begin
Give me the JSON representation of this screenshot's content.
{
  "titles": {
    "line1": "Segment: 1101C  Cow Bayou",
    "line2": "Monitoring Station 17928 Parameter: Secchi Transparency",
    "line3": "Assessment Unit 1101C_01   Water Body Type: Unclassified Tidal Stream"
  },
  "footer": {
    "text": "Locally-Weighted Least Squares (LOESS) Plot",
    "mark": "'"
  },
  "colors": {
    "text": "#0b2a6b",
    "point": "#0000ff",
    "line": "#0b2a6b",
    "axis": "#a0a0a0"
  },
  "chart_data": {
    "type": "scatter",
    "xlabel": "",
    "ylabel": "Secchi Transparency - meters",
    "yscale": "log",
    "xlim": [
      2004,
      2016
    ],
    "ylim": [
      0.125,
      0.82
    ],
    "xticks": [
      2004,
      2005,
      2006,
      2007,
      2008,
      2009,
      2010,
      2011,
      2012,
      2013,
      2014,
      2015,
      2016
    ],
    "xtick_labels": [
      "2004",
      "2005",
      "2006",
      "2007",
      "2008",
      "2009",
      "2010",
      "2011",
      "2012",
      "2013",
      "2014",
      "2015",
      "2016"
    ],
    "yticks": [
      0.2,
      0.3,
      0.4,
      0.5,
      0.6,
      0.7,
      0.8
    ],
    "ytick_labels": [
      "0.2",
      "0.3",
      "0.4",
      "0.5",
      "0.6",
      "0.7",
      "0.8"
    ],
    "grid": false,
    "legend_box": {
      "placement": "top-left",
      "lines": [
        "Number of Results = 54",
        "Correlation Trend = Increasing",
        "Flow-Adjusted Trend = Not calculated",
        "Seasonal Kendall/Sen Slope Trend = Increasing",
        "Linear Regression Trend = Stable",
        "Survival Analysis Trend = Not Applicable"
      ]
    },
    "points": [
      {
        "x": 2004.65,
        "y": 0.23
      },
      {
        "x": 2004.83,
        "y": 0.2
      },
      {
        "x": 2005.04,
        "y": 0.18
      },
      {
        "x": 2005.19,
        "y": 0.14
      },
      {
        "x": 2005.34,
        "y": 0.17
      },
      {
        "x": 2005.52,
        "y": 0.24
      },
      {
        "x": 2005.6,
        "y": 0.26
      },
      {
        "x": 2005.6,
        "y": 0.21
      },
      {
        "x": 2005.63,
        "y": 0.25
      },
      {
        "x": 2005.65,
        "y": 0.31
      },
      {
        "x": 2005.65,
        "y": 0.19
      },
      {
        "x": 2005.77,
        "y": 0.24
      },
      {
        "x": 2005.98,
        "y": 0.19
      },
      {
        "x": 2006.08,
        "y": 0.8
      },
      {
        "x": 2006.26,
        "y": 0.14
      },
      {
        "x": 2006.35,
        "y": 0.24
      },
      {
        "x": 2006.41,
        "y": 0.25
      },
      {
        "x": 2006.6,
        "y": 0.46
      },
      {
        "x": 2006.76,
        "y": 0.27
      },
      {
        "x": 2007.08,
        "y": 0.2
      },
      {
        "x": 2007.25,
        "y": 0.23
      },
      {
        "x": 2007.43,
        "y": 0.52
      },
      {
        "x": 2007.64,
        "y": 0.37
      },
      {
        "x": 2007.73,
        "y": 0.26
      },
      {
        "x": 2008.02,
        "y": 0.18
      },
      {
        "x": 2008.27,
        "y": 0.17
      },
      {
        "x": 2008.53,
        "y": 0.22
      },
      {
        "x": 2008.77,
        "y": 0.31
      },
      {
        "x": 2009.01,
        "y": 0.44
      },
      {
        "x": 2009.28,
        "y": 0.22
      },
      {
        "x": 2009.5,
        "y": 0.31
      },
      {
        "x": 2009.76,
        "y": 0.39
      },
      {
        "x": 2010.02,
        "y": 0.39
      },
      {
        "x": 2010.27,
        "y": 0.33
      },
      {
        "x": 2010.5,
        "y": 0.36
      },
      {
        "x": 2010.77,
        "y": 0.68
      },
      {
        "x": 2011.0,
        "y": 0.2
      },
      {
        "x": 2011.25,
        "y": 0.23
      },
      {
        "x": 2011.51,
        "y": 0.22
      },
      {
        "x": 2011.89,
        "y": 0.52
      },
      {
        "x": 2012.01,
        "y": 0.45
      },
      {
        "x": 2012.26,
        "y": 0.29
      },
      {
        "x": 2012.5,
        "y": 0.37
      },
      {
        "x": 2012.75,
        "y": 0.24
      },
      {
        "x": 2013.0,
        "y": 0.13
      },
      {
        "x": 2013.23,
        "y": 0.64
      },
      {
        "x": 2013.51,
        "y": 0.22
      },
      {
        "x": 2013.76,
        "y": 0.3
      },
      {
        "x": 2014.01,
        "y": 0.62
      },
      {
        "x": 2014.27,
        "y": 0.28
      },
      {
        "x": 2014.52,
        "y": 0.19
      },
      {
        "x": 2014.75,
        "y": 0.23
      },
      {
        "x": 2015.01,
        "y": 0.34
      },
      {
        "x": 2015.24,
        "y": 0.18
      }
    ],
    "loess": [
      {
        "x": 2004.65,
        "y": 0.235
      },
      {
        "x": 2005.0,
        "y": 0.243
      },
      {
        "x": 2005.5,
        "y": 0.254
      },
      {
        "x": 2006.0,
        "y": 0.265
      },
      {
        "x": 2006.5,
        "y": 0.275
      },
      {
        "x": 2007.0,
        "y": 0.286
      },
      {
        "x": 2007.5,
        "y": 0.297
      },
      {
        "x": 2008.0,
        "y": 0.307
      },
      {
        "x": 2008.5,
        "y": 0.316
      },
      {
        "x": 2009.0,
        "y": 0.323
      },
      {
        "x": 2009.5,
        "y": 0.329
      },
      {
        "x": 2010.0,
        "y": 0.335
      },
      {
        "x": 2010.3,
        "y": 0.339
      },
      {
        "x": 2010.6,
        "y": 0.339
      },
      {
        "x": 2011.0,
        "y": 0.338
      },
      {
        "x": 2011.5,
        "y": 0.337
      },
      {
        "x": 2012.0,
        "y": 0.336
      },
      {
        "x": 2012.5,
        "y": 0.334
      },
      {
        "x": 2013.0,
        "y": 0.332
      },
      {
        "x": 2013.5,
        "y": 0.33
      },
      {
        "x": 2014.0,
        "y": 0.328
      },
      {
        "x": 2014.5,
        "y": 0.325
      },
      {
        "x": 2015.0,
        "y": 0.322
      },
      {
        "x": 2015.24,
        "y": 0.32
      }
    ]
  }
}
end
**GOAL:** Restate all of the entries exactly, please.

**SOLUTION TO THIS PROBLEM:**
Give me the JSON representation of this screenshot's content.
{
  "titles": {
    "line1": "Segment: 1101C  Cow Bayou",
    "line2": "Monitoring Station 17928 Parameter: Secchi Transparency",
    "line3": "Assessment Unit 1101C_01   Water Body Type: Unclassified Tidal Stream"
  },
  "footer": {
    "text": "Locally-Weighted Least Squares (LOESS) Plot",
    "mark": "'"
  },
  "colors": {
    "text": "#0b2a6b",
    "point": "#0000ff",
    "line": "#0b2a6b",
    "axis": "#a0a0a0"
  },
  "chart_data": {
    "type": "scatter",
    "xlabel": "",
    "ylabel": "Secchi Transparency - meters",
    "yscale": "log",
    "xlim": [
      2004,
      2016
    ],
    "ylim": [
      0.125,
      0.82
    ],
    "xticks": [
      2004,
      2005,
      2006,
      2007,
      2008,
      2009,
      2010,
      2011,
      2012,
      2013,
      2014,
      2015,
      2016
    ],
    "xtick_labels": [
      "2004",
      "2005",
      "2006",
      "2007",
      "2008",
      "2009",
      "2010",
      "2011",
      "2012",
      "2013",
      "2014",
      "2015",
      "2016"
    ],
    "yticks": [
      0.2,
      0.3,
      0.4,
      0.5,
      0.6,
      0.7,
      0.8
    ],
    "ytick_labels": [
      "0.2",
      "0.3",
      "0.4",
      "0.5",
      "0.6",
      "0.7",
      "0.8"
    ],
    "grid": false,
    "legend_box": {
      "placement": "top-left",
      "lines": [
        "Number of Results = 54",
        "Correlation Trend = Increasing",
        "Flow-Adjusted Trend = Not calculated",
        "Seasonal Kendall/Sen Slope Trend = Increasing",
        "Linear Regression Trend = Stable",
        "Survival Analysis Trend = Not Applicable"
      ]
    },
    "points": [
      {
        "x": 2004.65,
        "y": 0.23
      },
      {
        "x": 2004.83,
        "y": 0.2
      },
      {
        "x": 2005.04,
        "y": 0.18
      },
      {
        "x": 2005.19,
        "y": 0.14
      },
      {
        "x": 2005.34,
        "y": 0.17
      },
      {
        "x": 2005.52,
        "y": 0.24
      },
      {
        "x": 2005.6,
        "y": 0.26
      },
      {
        "x": 2005.6,
        "y": 0.21
      },
      {
        "x": 2005.63,
        "y": 0.25
      },
      {
        "x": 2005.65,
        "y": 0.31
      },
      {
        "x": 2005.65,
        "y": 0.19
      },
      {
        "x": 2005.77,
        "y": 0.24
      },
      {
        "x": 2005.98,
        "y": 0.19
      },
      {
        "x": 2006.08,
        "y": 0.8
      },
      {
        "x": 2006.26,
        "y": 0.14
      },
      {
        "x": 2006.35,
        "y": 0.24
      },
      {
        "x": 2006.41,
        "y": 0.25
      },
      {
        "x": 2006.6,
        "y": 0.46
      },
      {
        "x": 2006.76,
        "y": 0.27
      },
      {
        "x": 2007.08,
        "y": 0.2
      },
      {
        "x": 2007.25,
        "y": 0.23
      },
      {
        "x": 2007.43,
        "y": 0.52
      },
      {
        "x": 2007.64,
        "y": 0.37
      },
      {
        "x": 2007.73,
        "y": 0.26
      },
      {
        "x": 2008.02,
        "y": 0.18
      },
      {
        "x": 2008.27,
        "y": 0.17
      },
      {
        "x": 2008.53,
        "y": 0.22
      },
      {
        "x": 2008.77,
        "y": 0.31
      },
      {
        "x": 2009.01,
        "y": 0.44
      },
      {
        "x": 2009.28,
        "y": 0.22
      },
      {
        "x": 2009.5,
        "y": 0.31
      },
      {
        "x": 2009.76,
        "y": 0.39
      },
      {
        "x": 2010.02,
        "y": 0.39
      },
      {
        "x": 2010.27,
        "y": 0.33
      },
      {
        "x": 2010.5,
        "y": 0.36
      },
      {
        "x": 2010.77,
        "y": 0.68
      },
      {
        "x": 2011.0,
        "y": 0.2
      },
      {
        "x": 2011.25,
        "y": 0.23
      },
      {
        "x": 2011.51,
        "y": 0.22
      },
      {
        "x": 2011.89,
        "y": 0.52
      },
      {
        "x": 2012.01,
        "y": 0.45
      },
      {
        "x": 2012.26,
        "y": 0.29
      },
      {
        "x": 2012.5,
        "y": 0.37
      },
      {
        "x": 2012.75,
        "y": 0.24
      },
      {
        "x": 2013.0,
        "y": 0.13
      },
      {
        "x": 2013.23,
        "y": 0.64
      },
      {
        "x": 2013.51,
        "y": 0.22
      },
      {
        "x": 2013.76,
        "y": 0.3
      },
      {
        "x": 2014.01,
        "y": 0.62
      },
      {
        "x": 2014.27,
        "y": 0.28
      },
      {
        "x": 2014.52,
        "y": 0.19
      },
      {
        "x": 2014.75,
        "y": 0.23
      },
      {
        "x": 2015.01,
        "y": 0.34
      },
      {
        "x": 2015.24,
        "y": 0.18
      }
    ],
    "loess": [
      {
        "x": 2004.65,
        "y": 0.235
      },
      {
        "x": 2005.0,
        "y": 0.243
      },
      {
        "x": 2005.5,
        "y": 0.254
      },
      {
        "x": 2006.0,
        "y": 0.265
      },
      {
        "x": 2006.5,
        "y": 0.275
      },
      {
        "x": 2007.0,
        "y": 0.286
      },
      {
        "x": 2007.5,
        "y": 0.297
      },
      {
        "x": 2008.0,
        "y": 0.307
      },
      {
        "x": 2008.5,
        "y": 0.316
      },
      {
        "x": 2009.0,
        "y": 0.323
      },
      {
        "x": 2009.5,
        "y": 0.329
      },
      {
        "x": 2010.0,
        "y": 0.335
      },
      {
        "x": 2010.3,
        "y": 0.339
      },
      {
        "x": 2010.6,
        "y": 0.339
      },
      {
        "x": 2011.0,
        "y": 0.338
      },
      {
        "x": 2011.5,
        "y": 0.337
      },
      {
        "x": 2012.0,
        "y": 0.336
      },
      {
        "x": 2012.5,
        "y": 0.334
      },
      {
        "x": 2013.0,
        "y": 0.332
      },
      {
        "x": 2013.5,
        "y": 0.33
      },
      {
        "x": 2014.0,
        "y": 0.328
      },
      {
        "x": 2014.5,
        "y": 0.325
      },
      {
        "x": 2015.0,
        "y": 0.322
      },
      {
        "x": 2015.24,
        "y": 0.32
      }
    ]
  }
}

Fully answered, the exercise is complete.